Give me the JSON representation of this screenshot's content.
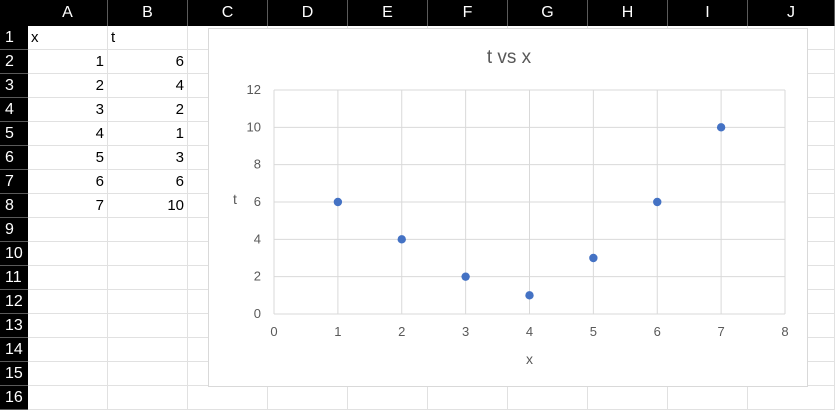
{
  "spreadsheet": {
    "columns": [
      "A",
      "B",
      "C",
      "D",
      "E",
      "F",
      "G",
      "H",
      "I",
      "J"
    ],
    "rows": [
      "1",
      "2",
      "3",
      "4",
      "5",
      "6",
      "7",
      "8",
      "9",
      "10",
      "11",
      "12",
      "13",
      "14",
      "15",
      "16"
    ],
    "cells": {
      "A1": "x",
      "B1": "t",
      "A2": "1",
      "B2": "6",
      "A3": "2",
      "B3": "4",
      "A4": "3",
      "B4": "2",
      "A5": "4",
      "B5": "1",
      "A6": "5",
      "B6": "3",
      "A7": "6",
      "B7": "6",
      "A8": "7",
      "B8": "10"
    }
  },
  "chart_data": {
    "type": "scatter",
    "title": "t vs x",
    "xlabel": "x",
    "ylabel": "t",
    "x": [
      1,
      2,
      3,
      4,
      5,
      6,
      7
    ],
    "y": [
      6,
      4,
      2,
      1,
      3,
      6,
      10
    ],
    "xlim": [
      0,
      8
    ],
    "ylim": [
      0,
      12
    ],
    "xticks": [
      "0",
      "1",
      "2",
      "3",
      "4",
      "5",
      "6",
      "7",
      "8"
    ],
    "yticks": [
      "0",
      "2",
      "4",
      "6",
      "8",
      "10",
      "12"
    ],
    "grid": true,
    "marker_color": "#4472c4"
  }
}
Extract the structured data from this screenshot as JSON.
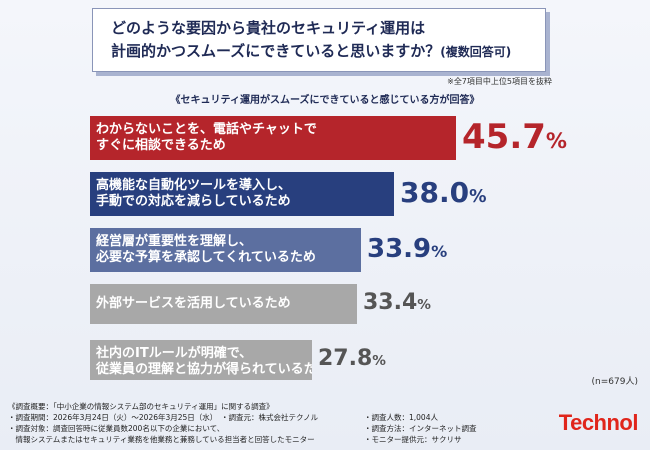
{
  "question": {
    "line1": "どのような要因から貴社のセキュリティ運用は",
    "line2": "計画的かつスムーズにできていると思いますか？",
    "line2_suffix": "(複数回答可)"
  },
  "note": "※全7項目中上位5項目を抜粋",
  "subtitle": "《セキュリティ運用がスムーズにできていると感じている方が回答》",
  "sample_size": "(n=679人)",
  "chart_data": {
    "type": "bar",
    "orientation": "horizontal",
    "categories": [
      [
        "わからないことを、電話やチャットで",
        "すぐに相談できるため"
      ],
      [
        "高機能な自動化ツールを導入し、",
        "手動での対応を減らしているため"
      ],
      [
        "経営層が重要性を理解し、",
        "必要な予算を承認してくれているため"
      ],
      [
        "外部サービスを活用しているため"
      ],
      [
        "社内のITルールが明確で、",
        "従業員の理解と協力が得られているため"
      ]
    ],
    "values": [
      45.7,
      38.0,
      33.9,
      33.4,
      27.8
    ],
    "value_labels": [
      {
        "num": "45.7",
        "pct": "%"
      },
      {
        "num": "38.0",
        "pct": "%"
      },
      {
        "num": "33.9",
        "pct": "%"
      },
      {
        "num": "33.4",
        "pct": "%"
      },
      {
        "num": "27.8",
        "pct": "%"
      }
    ],
    "colors": [
      "#b5252b",
      "#283f7e",
      "#5c6fa0",
      "#a8a8a8",
      "#a8a8a8"
    ],
    "label_colors": [
      "#b5252b",
      "#283f7e",
      "#283f7e",
      "#555555",
      "#555555"
    ],
    "xlim": [
      0,
      50
    ]
  },
  "footer": {
    "rows": [
      {
        "left": "《調査概要：「中小企業の情報システム部のセキュリティ運用」に関する調査》",
        "right": ""
      },
      {
        "left": "・調査期間：2026年3月24日（火）～2026年3月25日（水）　・調査元：株式会社テクノル",
        "right": "・調査人数：1,004人"
      },
      {
        "left": "・調査対象：調査回答時に従業員数200名以下の企業において、",
        "right": "・調査方法：インターネット調査"
      },
      {
        "left": "　情報システムまたはセキュリティ業務を他業務と兼務している担当者と回答したモニター",
        "right": "・モニター提供元：サクリサ"
      }
    ]
  },
  "logo": "Technol"
}
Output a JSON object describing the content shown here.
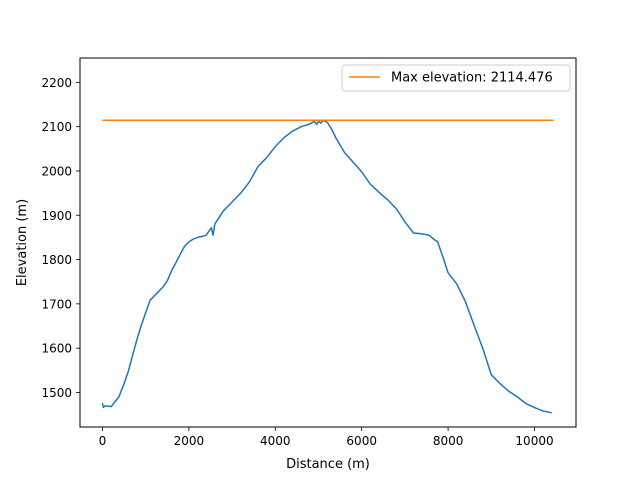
{
  "chart_data": {
    "type": "line",
    "title": "",
    "xlabel": "Distance (m)",
    "ylabel": "Elevation (m)",
    "xlim": [
      -520,
      10960
    ],
    "ylim": [
      1422,
      2255
    ],
    "xticks": [
      0,
      2000,
      4000,
      6000,
      8000,
      10000
    ],
    "yticks": [
      1500,
      1600,
      1700,
      1800,
      1900,
      2000,
      2100,
      2200
    ],
    "grid": false,
    "legend_position": "top-right",
    "colors": {
      "profile": "#1f77b4",
      "max_line": "#ff7f0e"
    },
    "series": [
      {
        "key": "profile",
        "x": [
          0,
          20,
          60,
          200,
          380,
          500,
          600,
          700,
          800,
          900,
          1000,
          1100,
          1200,
          1300,
          1400,
          1500,
          1600,
          1700,
          1800,
          1900,
          2000,
          2100,
          2200,
          2300,
          2400,
          2520,
          2560,
          2600,
          2700,
          2800,
          2900,
          3000,
          3200,
          3400,
          3600,
          3800,
          4000,
          4200,
          4400,
          4600,
          4800,
          4900,
          4960,
          5000,
          5060,
          5100,
          5200,
          5300,
          5400,
          5600,
          5800,
          6000,
          6200,
          6400,
          6600,
          6800,
          7000,
          7200,
          7400,
          7560,
          7680,
          7760,
          7800,
          7900,
          8000,
          8200,
          8400,
          8600,
          8800,
          9000,
          9200,
          9400,
          9600,
          9800,
          10000,
          10200,
          10400
        ],
        "y": [
          1476,
          1466,
          1470,
          1468,
          1490,
          1520,
          1548,
          1585,
          1620,
          1652,
          1680,
          1708,
          1718,
          1728,
          1738,
          1752,
          1775,
          1793,
          1812,
          1830,
          1840,
          1846,
          1850,
          1852,
          1855,
          1872,
          1855,
          1880,
          1895,
          1910,
          1920,
          1930,
          1950,
          1975,
          2010,
          2030,
          2055,
          2075,
          2090,
          2100,
          2106,
          2112,
          2105,
          2112,
          2108,
          2114,
          2110,
          2095,
          2075,
          2042,
          2020,
          1998,
          1970,
          1952,
          1935,
          1915,
          1885,
          1860,
          1858,
          1855,
          1845,
          1840,
          1828,
          1800,
          1770,
          1745,
          1705,
          1652,
          1600,
          1540,
          1520,
          1503,
          1490,
          1475,
          1466,
          1458,
          1454
        ]
      },
      {
        "key": "max_line",
        "name": "Max elevation: 2114.476",
        "x": [
          0,
          10440
        ],
        "y": [
          2114.476,
          2114.476
        ]
      }
    ]
  }
}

Work to be completed: Copy the data word for word. Pictures do not go in the copy.

Written answer:
Give me the JSON representation of this screenshot's content.
{
  "spreadsheet": {
    "columns": [
      "A",
      "B",
      "C",
      "D",
      "E",
      "F",
      "G",
      "H",
      "I",
      "J"
    ],
    "rows": [
      "1",
      "2",
      "3",
      "4",
      "5",
      "6",
      "7",
      "8",
      "9",
      "10",
      "11",
      "12",
      "13",
      "14",
      "15",
      "16"
    ],
    "cells": {
      "A1": "x",
      "B1": "t",
      "A2": "1",
      "B2": "6",
      "A3": "2",
      "B3": "4",
      "A4": "3",
      "B4": "2",
      "A5": "4",
      "B5": "1",
      "A6": "5",
      "B6": "3",
      "A7": "6",
      "B7": "6",
      "A8": "7",
      "B8": "10"
    }
  },
  "chart_data": {
    "type": "scatter",
    "title": "t vs x",
    "xlabel": "x",
    "ylabel": "t",
    "x": [
      1,
      2,
      3,
      4,
      5,
      6,
      7
    ],
    "y": [
      6,
      4,
      2,
      1,
      3,
      6,
      10
    ],
    "xlim": [
      0,
      8
    ],
    "ylim": [
      0,
      12
    ],
    "xticks": [
      "0",
      "1",
      "2",
      "3",
      "4",
      "5",
      "6",
      "7",
      "8"
    ],
    "yticks": [
      "0",
      "2",
      "4",
      "6",
      "8",
      "10",
      "12"
    ],
    "grid": true,
    "marker_color": "#4472c4"
  }
}
Extract the structured data from this screenshot as JSON.
{
  "question": {
    "line1": "どのような要因から貴社のセキュリティ運用は",
    "line2": "計画的かつスムーズにできていると思いますか？",
    "line2_suffix": "(複数回答可)"
  },
  "note": "※全7項目中上位5項目を抜粋",
  "subtitle": "《セキュリティ運用がスムーズにできていると感じている方が回答》",
  "sample_size": "(n=679人)",
  "chart_data": {
    "type": "bar",
    "orientation": "horizontal",
    "categories": [
      [
        "わからないことを、電話やチャットで",
        "すぐに相談できるため"
      ],
      [
        "高機能な自動化ツールを導入し、",
        "手動での対応を減らしているため"
      ],
      [
        "経営層が重要性を理解し、",
        "必要な予算を承認してくれているため"
      ],
      [
        "外部サービスを活用しているため"
      ],
      [
        "社内のITルールが明確で、",
        "従業員の理解と協力が得られているため"
      ]
    ],
    "values": [
      45.7,
      38.0,
      33.9,
      33.4,
      27.8
    ],
    "value_labels": [
      {
        "num": "45.7",
        "pct": "%"
      },
      {
        "num": "38.0",
        "pct": "%"
      },
      {
        "num": "33.9",
        "pct": "%"
      },
      {
        "num": "33.4",
        "pct": "%"
      },
      {
        "num": "27.8",
        "pct": "%"
      }
    ],
    "colors": [
      "#b5252b",
      "#283f7e",
      "#5c6fa0",
      "#a8a8a8",
      "#a8a8a8"
    ],
    "label_colors": [
      "#b5252b",
      "#283f7e",
      "#283f7e",
      "#555555",
      "#555555"
    ],
    "xlim": [
      0,
      50
    ]
  },
  "footer": {
    "rows": [
      {
        "left": "《調査概要：「中小企業の情報システム部のセキュリティ運用」に関する調査》",
        "right": ""
      },
      {
        "left": "・調査期間：2026年3月24日（火）～2026年3月25日（水）　・調査元：株式会社テクノル",
        "right": "・調査人数：1,004人"
      },
      {
        "left": "・調査対象：調査回答時に従業員数200名以下の企業において、",
        "right": "・調査方法：インターネット調査"
      },
      {
        "left": "　情報システムまたはセキュリティ業務を他業務と兼務している担当者と回答したモニター",
        "right": "・モニター提供元：サクリサ"
      }
    ]
  },
  "logo": "Technol"
}
Output a JSON object describing the content shown here.
{
  "chart_data": {
    "type": "line",
    "title": "",
    "xlabel": "Distance (m)",
    "ylabel": "Elevation (m)",
    "xlim": [
      -520,
      10960
    ],
    "ylim": [
      1422,
      2255
    ],
    "xticks": [
      0,
      2000,
      4000,
      6000,
      8000,
      10000
    ],
    "yticks": [
      1500,
      1600,
      1700,
      1800,
      1900,
      2000,
      2100,
      2200
    ],
    "grid": false,
    "legend_position": "top-right",
    "colors": {
      "profile": "#1f77b4",
      "max_line": "#ff7f0e"
    },
    "series": [
      {
        "key": "profile",
        "x": [
          0,
          20,
          60,
          200,
          380,
          500,
          600,
          700,
          800,
          900,
          1000,
          1100,
          1200,
          1300,
          1400,
          1500,
          1600,
          1700,
          1800,
          1900,
          2000,
          2100,
          2200,
          2300,
          2400,
          2520,
          2560,
          2600,
          2700,
          2800,
          2900,
          3000,
          3200,
          3400,
          3600,
          3800,
          4000,
          4200,
          4400,
          4600,
          4800,
          4900,
          4960,
          5000,
          5060,
          5100,
          5200,
          5300,
          5400,
          5600,
          5800,
          6000,
          6200,
          6400,
          6600,
          6800,
          7000,
          7200,
          7400,
          7560,
          7680,
          7760,
          7800,
          7900,
          8000,
          8200,
          8400,
          8600,
          8800,
          9000,
          9200,
          9400,
          9600,
          9800,
          10000,
          10200,
          10400
        ],
        "y": [
          1476,
          1466,
          1470,
          1468,
          1490,
          1520,
          1548,
          1585,
          1620,
          1652,
          1680,
          1708,
          1718,
          1728,
          1738,
          1752,
          1775,
          1793,
          1812,
          1830,
          1840,
          1846,
          1850,
          1852,
          1855,
          1872,
          1855,
          1880,
          1895,
          1910,
          1920,
          1930,
          1950,
          1975,
          2010,
          2030,
          2055,
          2075,
          2090,
          2100,
          2106,
          2112,
          2105,
          2112,
          2108,
          2114,
          2110,
          2095,
          2075,
          2042,
          2020,
          1998,
          1970,
          1952,
          1935,
          1915,
          1885,
          1860,
          1858,
          1855,
          1845,
          1840,
          1828,
          1800,
          1770,
          1745,
          1705,
          1652,
          1600,
          1540,
          1520,
          1503,
          1490,
          1475,
          1466,
          1458,
          1454
        ]
      },
      {
        "key": "max_line",
        "name": "Max elevation: 2114.476",
        "x": [
          0,
          10440
        ],
        "y": [
          2114.476,
          2114.476
        ]
      }
    ]
  }
}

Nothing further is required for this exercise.